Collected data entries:
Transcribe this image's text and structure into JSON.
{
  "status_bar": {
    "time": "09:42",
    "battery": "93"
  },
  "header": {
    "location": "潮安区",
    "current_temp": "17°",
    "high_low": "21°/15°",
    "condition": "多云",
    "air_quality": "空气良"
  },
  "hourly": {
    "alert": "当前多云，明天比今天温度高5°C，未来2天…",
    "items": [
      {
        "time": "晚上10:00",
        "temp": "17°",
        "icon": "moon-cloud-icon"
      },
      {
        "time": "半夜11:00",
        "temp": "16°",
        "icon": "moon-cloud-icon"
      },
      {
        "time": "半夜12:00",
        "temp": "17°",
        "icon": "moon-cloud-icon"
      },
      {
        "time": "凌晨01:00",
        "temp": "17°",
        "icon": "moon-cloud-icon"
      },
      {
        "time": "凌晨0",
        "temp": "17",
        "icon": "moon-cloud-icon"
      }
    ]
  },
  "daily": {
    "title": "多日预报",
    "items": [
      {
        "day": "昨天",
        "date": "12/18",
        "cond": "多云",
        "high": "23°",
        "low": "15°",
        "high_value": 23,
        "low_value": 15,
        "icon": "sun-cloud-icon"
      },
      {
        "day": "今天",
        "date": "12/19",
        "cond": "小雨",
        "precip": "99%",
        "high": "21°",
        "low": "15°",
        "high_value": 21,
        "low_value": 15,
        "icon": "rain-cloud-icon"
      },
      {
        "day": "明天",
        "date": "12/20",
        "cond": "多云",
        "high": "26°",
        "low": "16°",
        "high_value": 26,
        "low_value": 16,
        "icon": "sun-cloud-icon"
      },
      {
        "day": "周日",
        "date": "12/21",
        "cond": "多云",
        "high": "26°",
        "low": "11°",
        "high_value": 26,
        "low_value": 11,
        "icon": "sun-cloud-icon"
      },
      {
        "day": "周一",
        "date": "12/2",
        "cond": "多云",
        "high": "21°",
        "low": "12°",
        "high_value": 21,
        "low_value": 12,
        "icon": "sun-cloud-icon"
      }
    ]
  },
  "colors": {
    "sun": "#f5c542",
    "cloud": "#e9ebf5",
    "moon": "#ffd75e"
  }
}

* **EXERCISE DESCRIPTION**
Write out the entries above once more, without altering anything.

* **TASK RESULT**
Transcribe this image's text and structure into JSON.
{
  "status_bar": {
    "time": "09:42",
    "battery": "93"
  },
  "header": {
    "location": "潮安区",
    "current_temp": "17°",
    "high_low": "21°/15°",
    "condition": "多云",
    "air_quality": "空气良"
  },
  "hourly": {
    "alert": "当前多云，明天比今天温度高5°C，未来2天…",
    "items": [
      {
        "time": "晚上10:00",
        "temp": "17°",
        "icon": "moon-cloud-icon"
      },
      {
        "time": "半夜11:00",
        "temp": "16°",
        "icon": "moon-cloud-icon"
      },
      {
        "time": "半夜12:00",
        "temp": "17°",
        "icon": "moon-cloud-icon"
      },
      {
        "time": "凌晨01:00",
        "temp": "17°",
        "icon": "moon-cloud-icon"
      },
      {
        "time": "凌晨0",
        "temp": "17",
        "icon": "moon-cloud-icon"
      }
    ]
  },
  "daily": {
    "title": "多日预报",
    "items": [
      {
        "day": "昨天",
        "date": "12/18",
        "cond": "多云",
        "high": "23°",
        "low": "15°",
        "high_value": 23,
        "low_value": 15,
        "icon": "sun-cloud-icon"
      },
      {
        "day": "今天",
        "date": "12/19",
        "cond": "小雨",
        "precip": "99%",
        "high": "21°",
        "low": "15°",
        "high_value": 21,
        "low_value": 15,
        "icon": "rain-cloud-icon"
      },
      {
        "day": "明天",
        "date": "12/20",
        "cond": "多云",
        "high": "26°",
        "low": "16°",
        "high_value": 26,
        "low_value": 16,
        "icon": "sun-cloud-icon"
      },
      {
        "day": "周日",
        "date": "12/21",
        "cond": "多云",
        "high": "26°",
        "low": "11°",
        "high_value": 26,
        "low_value": 11,
        "icon": "sun-cloud-icon"
      },
      {
        "day": "周一",
        "date": "12/2",
        "cond": "多云",
        "high": "21°",
        "low": "12°",
        "high_value": 21,
        "low_value": 12,
        "icon": "sun-cloud-icon"
      }
    ]
  },
  "colors": {
    "sun": "#f5c542",
    "cloud": "#e9ebf5",
    "moon": "#ffd75e"
  }
}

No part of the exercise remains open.